Problem - Pull out from the material below all lines with "bands".

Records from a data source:
>>>>>

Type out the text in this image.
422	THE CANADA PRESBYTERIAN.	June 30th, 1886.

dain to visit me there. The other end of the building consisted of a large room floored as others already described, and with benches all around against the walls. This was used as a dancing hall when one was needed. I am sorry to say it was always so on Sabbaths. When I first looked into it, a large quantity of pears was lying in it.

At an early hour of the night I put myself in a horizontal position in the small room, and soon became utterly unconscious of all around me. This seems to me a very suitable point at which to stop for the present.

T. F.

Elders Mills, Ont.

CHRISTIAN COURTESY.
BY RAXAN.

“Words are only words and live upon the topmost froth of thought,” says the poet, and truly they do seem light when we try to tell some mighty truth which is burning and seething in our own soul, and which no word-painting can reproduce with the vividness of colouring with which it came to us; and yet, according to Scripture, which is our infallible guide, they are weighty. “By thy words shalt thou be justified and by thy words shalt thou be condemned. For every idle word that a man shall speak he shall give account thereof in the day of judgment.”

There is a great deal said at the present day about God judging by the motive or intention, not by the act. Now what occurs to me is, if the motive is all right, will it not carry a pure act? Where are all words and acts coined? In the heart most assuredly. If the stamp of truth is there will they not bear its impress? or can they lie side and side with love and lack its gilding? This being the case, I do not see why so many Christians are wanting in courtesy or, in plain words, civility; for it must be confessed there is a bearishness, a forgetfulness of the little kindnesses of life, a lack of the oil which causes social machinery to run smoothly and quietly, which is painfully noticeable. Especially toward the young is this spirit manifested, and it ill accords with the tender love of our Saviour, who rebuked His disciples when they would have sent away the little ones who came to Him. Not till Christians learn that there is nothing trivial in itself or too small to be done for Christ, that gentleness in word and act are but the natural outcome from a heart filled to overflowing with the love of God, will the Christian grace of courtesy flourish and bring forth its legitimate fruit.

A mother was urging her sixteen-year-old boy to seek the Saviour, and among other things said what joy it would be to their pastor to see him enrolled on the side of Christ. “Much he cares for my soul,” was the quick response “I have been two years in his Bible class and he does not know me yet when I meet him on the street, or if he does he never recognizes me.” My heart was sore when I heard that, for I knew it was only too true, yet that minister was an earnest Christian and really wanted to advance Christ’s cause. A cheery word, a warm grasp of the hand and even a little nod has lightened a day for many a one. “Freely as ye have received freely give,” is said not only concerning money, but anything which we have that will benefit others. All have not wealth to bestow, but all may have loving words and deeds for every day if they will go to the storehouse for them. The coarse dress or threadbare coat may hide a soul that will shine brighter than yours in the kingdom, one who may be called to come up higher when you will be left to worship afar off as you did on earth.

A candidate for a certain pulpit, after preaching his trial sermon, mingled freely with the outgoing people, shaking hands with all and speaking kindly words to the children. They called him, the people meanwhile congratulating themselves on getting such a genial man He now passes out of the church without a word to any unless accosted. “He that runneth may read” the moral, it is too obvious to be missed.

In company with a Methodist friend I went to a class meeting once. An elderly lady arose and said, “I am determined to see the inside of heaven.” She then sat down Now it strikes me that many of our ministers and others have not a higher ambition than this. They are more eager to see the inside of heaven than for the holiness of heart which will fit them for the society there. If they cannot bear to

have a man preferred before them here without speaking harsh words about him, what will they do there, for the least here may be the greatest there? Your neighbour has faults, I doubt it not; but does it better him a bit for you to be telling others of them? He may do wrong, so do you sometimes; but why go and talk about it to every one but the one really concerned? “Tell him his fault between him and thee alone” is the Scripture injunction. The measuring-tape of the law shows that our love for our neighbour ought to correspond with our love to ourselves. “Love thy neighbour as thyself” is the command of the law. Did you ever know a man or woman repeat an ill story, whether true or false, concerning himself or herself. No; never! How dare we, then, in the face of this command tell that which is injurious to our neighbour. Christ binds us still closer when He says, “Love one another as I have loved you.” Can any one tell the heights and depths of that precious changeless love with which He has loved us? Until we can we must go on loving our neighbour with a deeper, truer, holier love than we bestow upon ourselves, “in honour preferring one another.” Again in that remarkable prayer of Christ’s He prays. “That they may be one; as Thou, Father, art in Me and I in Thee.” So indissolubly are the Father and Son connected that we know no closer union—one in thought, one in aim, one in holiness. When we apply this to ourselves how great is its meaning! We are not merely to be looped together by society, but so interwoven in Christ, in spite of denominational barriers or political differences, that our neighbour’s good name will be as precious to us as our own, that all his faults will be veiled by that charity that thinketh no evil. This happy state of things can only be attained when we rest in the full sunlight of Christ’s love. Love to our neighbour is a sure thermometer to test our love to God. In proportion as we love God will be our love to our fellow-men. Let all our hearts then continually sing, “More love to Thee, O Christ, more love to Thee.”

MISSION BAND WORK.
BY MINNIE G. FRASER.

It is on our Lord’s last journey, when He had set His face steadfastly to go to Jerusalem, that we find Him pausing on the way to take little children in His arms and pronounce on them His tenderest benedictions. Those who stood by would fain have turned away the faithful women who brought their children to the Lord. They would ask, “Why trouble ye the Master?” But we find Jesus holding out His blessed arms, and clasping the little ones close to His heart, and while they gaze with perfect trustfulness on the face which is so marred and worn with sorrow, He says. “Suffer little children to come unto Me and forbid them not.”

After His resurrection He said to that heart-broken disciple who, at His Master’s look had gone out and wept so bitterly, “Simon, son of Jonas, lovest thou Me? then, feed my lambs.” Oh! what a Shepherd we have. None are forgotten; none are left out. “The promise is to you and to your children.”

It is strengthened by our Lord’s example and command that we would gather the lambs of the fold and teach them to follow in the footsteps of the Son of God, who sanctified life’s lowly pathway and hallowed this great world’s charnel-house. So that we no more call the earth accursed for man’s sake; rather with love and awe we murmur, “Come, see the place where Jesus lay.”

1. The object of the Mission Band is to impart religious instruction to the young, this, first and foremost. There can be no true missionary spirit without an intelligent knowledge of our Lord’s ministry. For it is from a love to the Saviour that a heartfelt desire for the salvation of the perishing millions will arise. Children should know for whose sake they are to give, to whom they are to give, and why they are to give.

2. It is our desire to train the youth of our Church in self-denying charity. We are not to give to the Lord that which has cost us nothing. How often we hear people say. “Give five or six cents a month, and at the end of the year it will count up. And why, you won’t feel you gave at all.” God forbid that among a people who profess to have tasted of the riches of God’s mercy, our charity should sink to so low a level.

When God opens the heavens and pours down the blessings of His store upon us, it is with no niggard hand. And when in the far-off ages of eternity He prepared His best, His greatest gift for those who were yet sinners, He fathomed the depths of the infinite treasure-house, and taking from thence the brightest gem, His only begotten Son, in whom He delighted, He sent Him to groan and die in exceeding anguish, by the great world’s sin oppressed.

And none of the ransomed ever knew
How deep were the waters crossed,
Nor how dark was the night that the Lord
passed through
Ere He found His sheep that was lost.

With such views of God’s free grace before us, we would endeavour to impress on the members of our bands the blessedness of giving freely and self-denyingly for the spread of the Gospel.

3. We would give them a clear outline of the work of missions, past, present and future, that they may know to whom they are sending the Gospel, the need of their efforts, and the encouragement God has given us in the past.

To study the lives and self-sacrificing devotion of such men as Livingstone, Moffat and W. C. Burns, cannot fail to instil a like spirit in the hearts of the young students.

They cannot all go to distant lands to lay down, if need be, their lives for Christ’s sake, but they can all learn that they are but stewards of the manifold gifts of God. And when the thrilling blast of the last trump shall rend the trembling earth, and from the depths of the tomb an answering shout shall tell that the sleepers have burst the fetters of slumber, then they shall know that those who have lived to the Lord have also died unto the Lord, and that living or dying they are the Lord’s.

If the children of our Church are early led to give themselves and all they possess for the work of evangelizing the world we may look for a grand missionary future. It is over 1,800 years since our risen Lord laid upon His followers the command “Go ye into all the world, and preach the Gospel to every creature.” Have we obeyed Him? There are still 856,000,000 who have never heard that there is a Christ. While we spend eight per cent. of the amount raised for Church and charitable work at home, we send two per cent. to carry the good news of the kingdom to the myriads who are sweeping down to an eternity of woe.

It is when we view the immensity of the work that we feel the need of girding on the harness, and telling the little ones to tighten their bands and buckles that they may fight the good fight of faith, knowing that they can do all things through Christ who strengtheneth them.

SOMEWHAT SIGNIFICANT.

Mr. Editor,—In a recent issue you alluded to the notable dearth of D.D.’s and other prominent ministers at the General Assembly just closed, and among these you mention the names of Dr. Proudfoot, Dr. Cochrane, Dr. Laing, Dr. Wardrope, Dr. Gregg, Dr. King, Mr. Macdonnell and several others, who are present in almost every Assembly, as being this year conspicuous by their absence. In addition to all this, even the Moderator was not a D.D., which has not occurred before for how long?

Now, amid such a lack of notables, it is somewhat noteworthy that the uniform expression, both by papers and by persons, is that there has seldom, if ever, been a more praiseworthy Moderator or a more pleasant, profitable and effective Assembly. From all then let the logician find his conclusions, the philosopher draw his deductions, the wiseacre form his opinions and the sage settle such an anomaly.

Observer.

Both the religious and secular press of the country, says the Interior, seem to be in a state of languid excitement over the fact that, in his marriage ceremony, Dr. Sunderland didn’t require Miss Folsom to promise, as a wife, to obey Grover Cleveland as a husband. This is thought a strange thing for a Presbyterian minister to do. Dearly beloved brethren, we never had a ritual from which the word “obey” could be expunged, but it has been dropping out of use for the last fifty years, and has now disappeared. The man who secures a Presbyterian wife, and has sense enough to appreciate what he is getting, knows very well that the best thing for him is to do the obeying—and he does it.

<<<<<

Exercise output -
With such views of God’s free grace before us, we would endeavour to impress on the members of our bands the blessedness of giving freely and self-denyingly for the spread of the Gospel.
It is when we view the immensity of the work that we feel the need of girding on the harness, and telling the little ones to tighten their bands and buckles that they may fight the good fight of faith, knowing that they can do all things through Christ who strengtheneth them.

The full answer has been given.